-- begin --
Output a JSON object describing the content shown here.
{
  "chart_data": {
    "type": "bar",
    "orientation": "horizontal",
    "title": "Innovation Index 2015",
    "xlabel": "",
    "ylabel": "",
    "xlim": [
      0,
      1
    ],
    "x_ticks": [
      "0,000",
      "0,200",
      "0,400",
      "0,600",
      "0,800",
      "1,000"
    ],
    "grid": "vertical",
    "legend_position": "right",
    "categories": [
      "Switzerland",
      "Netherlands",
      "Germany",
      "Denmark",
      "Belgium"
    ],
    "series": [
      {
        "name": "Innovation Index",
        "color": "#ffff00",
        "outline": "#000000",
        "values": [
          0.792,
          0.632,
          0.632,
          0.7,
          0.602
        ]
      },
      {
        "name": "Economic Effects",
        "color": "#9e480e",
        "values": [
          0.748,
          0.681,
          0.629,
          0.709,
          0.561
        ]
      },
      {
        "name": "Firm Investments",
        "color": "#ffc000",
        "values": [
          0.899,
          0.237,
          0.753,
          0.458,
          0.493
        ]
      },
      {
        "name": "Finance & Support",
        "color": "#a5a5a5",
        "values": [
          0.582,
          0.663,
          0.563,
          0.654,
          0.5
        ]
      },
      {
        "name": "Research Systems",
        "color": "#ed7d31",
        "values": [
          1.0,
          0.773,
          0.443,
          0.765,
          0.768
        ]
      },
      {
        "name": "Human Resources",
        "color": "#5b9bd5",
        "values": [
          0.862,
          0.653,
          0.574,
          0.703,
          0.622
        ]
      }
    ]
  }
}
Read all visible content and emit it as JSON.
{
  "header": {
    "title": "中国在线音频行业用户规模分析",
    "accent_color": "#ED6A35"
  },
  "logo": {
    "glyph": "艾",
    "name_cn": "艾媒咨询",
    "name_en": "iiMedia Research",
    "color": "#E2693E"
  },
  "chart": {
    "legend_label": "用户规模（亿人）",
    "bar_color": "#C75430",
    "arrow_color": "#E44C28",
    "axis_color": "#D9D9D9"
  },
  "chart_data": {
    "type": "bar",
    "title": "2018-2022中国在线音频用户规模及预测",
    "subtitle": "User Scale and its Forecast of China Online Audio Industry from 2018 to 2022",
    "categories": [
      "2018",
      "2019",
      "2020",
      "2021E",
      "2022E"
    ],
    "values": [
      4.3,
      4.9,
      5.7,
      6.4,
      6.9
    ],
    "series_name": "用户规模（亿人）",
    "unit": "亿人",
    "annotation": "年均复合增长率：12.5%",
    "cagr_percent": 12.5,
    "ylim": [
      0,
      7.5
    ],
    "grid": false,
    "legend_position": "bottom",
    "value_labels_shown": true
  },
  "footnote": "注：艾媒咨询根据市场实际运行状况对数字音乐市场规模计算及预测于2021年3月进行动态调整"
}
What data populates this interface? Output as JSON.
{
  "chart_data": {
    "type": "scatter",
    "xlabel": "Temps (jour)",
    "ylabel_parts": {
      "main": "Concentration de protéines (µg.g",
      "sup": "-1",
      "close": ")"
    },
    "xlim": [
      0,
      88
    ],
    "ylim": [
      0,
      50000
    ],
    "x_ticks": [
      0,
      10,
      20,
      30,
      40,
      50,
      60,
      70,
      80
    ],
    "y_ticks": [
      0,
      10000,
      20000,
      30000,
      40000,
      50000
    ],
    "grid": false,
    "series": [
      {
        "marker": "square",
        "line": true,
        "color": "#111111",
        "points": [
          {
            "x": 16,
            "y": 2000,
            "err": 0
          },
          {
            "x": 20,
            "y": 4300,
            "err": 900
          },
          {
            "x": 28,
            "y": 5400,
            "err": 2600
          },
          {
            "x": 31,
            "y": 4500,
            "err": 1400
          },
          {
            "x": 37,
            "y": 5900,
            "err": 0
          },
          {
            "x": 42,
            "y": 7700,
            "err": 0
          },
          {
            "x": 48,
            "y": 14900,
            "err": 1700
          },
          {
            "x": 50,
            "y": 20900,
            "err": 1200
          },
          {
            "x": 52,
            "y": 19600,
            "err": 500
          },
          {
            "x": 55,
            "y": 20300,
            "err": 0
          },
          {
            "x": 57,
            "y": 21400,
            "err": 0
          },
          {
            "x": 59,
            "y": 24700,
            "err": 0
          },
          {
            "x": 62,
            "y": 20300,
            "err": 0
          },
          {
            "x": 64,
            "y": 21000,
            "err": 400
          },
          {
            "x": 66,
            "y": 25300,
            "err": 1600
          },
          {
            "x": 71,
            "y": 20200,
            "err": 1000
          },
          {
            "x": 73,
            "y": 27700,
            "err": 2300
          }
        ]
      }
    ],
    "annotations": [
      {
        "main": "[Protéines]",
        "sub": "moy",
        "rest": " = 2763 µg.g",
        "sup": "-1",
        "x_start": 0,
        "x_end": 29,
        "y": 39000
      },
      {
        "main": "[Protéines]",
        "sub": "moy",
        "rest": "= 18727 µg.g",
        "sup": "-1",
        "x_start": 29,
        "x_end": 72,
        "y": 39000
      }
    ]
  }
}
-- end --
# OBJECTIVE
Repeat the listing in full, keeping every line exactly as it is.

# EXERCISE OUTPUT
Output a JSON object describing the content shown here.
{
  "chart_data": {
    "type": "bar",
    "orientation": "horizontal",
    "title": "Innovation Index 2015",
    "xlabel": "",
    "ylabel": "",
    "xlim": [
      0,
      1
    ],
    "x_ticks": [
      "0,000",
      "0,200",
      "0,400",
      "0,600",
      "0,800",
      "1,000"
    ],
    "grid": "vertical",
    "legend_position": "right",
    "categories": [
      "Switzerland",
      "Netherlands",
      "Germany",
      "Denmark",
      "Belgium"
    ],
    "series": [
      {
        "name": "Innovation Index",
        "color": "#ffff00",
        "outline": "#000000",
        "values": [
          0.792,
          0.632,
          0.632,
          0.7,
          0.602
        ]
      },
      {
        "name": "Economic Effects",
        "color": "#9e480e",
        "values": [
          0.748,
          0.681,
          0.629,
          0.709,
          0.561
        ]
      },
      {
        "name": "Firm Investments",
        "color": "#ffc000",
        "values": [
          0.899,
          0.237,
          0.753,
          0.458,
          0.493
        ]
      },
      {
        "name": "Finance & Support",
        "color": "#a5a5a5",
        "values": [
          0.582,
          0.663,
          0.563,
          0.654,
          0.5
        ]
      },
      {
        "name": "Research Systems",
        "color": "#ed7d31",
        "values": [
          1.0,
          0.773,
          0.443,
          0.765,
          0.768
        ]
      },
      {
        "name": "Human Resources",
        "color": "#5b9bd5",
        "values": [
          0.862,
          0.653,
          0.574,
          0.703,
          0.622
        ]
      }
    ]
  }
}
Read all visible content and emit it as JSON.
{
  "header": {
    "title": "中国在线音频行业用户规模分析",
    "accent_color": "#ED6A35"
  },
  "logo": {
    "glyph": "艾",
    "name_cn": "艾媒咨询",
    "name_en": "iiMedia Research",
    "color": "#E2693E"
  },
  "chart": {
    "legend_label": "用户规模（亿人）",
    "bar_color": "#C75430",
    "arrow_color": "#E44C28",
    "axis_color": "#D9D9D9"
  },
  "chart_data": {
    "type": "bar",
    "title": "2018-2022中国在线音频用户规模及预测",
    "subtitle": "User Scale and its Forecast of China Online Audio Industry from 2018 to 2022",
    "categories": [
      "2018",
      "2019",
      "2020",
      "2021E",
      "2022E"
    ],
    "values": [
      4.3,
      4.9,
      5.7,
      6.4,
      6.9
    ],
    "series_name": "用户规模（亿人）",
    "unit": "亿人",
    "annotation": "年均复合增长率：12.5%",
    "cagr_percent": 12.5,
    "ylim": [
      0,
      7.5
    ],
    "grid": false,
    "legend_position": "bottom",
    "value_labels_shown": true
  },
  "footnote": "注：艾媒咨询根据市场实际运行状况对数字音乐市场规模计算及预测于2021年3月进行动态调整"
}
What data populates this interface? Output as JSON.
{
  "chart_data": {
    "type": "scatter",
    "xlabel": "Temps (jour)",
    "ylabel_parts": {
      "main": "Concentration de protéines (µg.g",
      "sup": "-1",
      "close": ")"
    },
    "xlim": [
      0,
      88
    ],
    "ylim": [
      0,
      50000
    ],
    "x_ticks": [
      0,
      10,
      20,
      30,
      40,
      50,
      60,
      70,
      80
    ],
    "y_ticks": [
      0,
      10000,
      20000,
      30000,
      40000,
      50000
    ],
    "grid": false,
    "series": [
      {
        "marker": "square",
        "line": true,
        "color": "#111111",
        "points": [
          {
            "x": 16,
            "y": 2000,
            "err": 0
          },
          {
            "x": 20,
            "y": 4300,
            "err": 900
          },
          {
            "x": 28,
            "y": 5400,
            "err": 2600
          },
          {
            "x": 31,
            "y": 4500,
            "err": 1400
          },
          {
            "x": 37,
            "y": 5900,
            "err": 0
          },
          {
            "x": 42,
            "y": 7700,
            "err": 0
          },
          {
            "x": 48,
            "y": 14900,
            "err": 1700
          },
          {
            "x": 50,
            "y": 20900,
            "err": 1200
          },
          {
            "x": 52,
            "y": 19600,
            "err": 500
          },
          {
            "x": 55,
            "y": 20300,
            "err": 0
          },
          {
            "x": 57,
            "y": 21400,
            "err": 0
          },
          {
            "x": 59,
            "y": 24700,
            "err": 0
          },
          {
            "x": 62,
            "y": 20300,
            "err": 0
          },
          {
            "x": 64,
            "y": 21000,
            "err": 400
          },
          {
            "x": 66,
            "y": 25300,
            "err": 1600
          },
          {
            "x": 71,
            "y": 20200,
            "err": 1000
          },
          {
            "x": 73,
            "y": 27700,
            "err": 2300
          }
        ]
      }
    ],
    "annotations": [
      {
        "main": "[Protéines]",
        "sub": "moy",
        "rest": " = 2763 µg.g",
        "sup": "-1",
        "x_start": 0,
        "x_end": 29,
        "y": 39000
      },
      {
        "main": "[Protéines]",
        "sub": "moy",
        "rest": "= 18727 µg.g",
        "sup": "-1",
        "x_start": 29,
        "x_end": 72,
        "y": 39000
      }
    ]
  }
}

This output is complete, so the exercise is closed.